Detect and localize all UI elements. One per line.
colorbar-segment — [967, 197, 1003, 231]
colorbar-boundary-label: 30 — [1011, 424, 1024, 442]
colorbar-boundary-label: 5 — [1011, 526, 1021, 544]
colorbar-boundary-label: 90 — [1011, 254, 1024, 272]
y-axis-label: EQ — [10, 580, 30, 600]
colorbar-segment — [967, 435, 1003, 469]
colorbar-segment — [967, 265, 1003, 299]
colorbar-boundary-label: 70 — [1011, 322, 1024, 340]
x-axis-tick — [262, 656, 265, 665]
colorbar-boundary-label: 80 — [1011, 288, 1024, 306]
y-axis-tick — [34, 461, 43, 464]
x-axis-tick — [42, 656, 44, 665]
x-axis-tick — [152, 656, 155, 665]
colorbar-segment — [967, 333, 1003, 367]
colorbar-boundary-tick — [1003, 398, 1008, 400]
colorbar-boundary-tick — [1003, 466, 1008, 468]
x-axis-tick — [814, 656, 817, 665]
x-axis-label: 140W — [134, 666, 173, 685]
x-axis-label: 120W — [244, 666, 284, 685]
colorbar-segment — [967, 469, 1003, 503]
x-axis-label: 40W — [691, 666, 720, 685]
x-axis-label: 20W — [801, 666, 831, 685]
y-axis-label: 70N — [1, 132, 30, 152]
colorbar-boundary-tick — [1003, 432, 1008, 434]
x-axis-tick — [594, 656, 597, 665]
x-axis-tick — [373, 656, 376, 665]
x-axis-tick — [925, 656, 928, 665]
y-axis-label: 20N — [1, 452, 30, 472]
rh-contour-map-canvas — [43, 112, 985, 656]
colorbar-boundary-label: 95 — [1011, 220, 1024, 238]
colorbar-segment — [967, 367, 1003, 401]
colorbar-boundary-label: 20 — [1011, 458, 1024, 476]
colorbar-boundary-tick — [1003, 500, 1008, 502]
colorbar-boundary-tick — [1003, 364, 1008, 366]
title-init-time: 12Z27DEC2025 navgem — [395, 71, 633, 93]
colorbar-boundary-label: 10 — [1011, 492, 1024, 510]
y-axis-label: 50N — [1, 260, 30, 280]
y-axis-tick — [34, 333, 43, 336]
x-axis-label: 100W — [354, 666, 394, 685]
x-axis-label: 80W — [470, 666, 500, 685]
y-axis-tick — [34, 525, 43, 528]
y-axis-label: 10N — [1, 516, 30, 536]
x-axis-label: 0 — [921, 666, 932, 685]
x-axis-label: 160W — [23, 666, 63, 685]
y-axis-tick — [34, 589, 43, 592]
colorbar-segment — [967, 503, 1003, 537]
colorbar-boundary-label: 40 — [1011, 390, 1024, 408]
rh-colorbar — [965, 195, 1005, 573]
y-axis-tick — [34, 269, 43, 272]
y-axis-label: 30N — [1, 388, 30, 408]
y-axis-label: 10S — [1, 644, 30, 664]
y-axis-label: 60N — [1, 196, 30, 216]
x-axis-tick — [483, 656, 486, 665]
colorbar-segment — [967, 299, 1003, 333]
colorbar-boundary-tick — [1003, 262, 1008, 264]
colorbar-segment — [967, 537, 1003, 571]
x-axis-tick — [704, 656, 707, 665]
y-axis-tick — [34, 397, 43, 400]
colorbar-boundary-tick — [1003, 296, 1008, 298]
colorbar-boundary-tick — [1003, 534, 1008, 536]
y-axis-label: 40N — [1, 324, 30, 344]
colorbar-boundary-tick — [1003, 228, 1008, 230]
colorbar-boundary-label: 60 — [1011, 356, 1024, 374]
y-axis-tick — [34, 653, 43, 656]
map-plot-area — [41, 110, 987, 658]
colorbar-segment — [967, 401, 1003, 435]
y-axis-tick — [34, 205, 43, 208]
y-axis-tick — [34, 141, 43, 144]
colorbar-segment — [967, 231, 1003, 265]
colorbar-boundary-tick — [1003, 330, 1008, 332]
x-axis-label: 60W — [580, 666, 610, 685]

------------------------------

Set problem :: Write out again, unchanged, every line from the first line of the entries through the line with "colorbar-segment — [967, 333, 1003, 367]", including both of those lines.

Response ::
Detect and localize all UI elements. One per line.
colorbar-segment — [967, 197, 1003, 231]
colorbar-boundary-label: 30 — [1011, 424, 1024, 442]
colorbar-boundary-label: 5 — [1011, 526, 1021, 544]
colorbar-boundary-label: 90 — [1011, 254, 1024, 272]
y-axis-label: EQ — [10, 580, 30, 600]
colorbar-segment — [967, 435, 1003, 469]
colorbar-segment — [967, 265, 1003, 299]
colorbar-boundary-label: 70 — [1011, 322, 1024, 340]
x-axis-tick — [262, 656, 265, 665]
colorbar-boundary-label: 80 — [1011, 288, 1024, 306]
y-axis-tick — [34, 461, 43, 464]
x-axis-tick — [42, 656, 44, 665]
x-axis-tick — [152, 656, 155, 665]
colorbar-segment — [967, 333, 1003, 367]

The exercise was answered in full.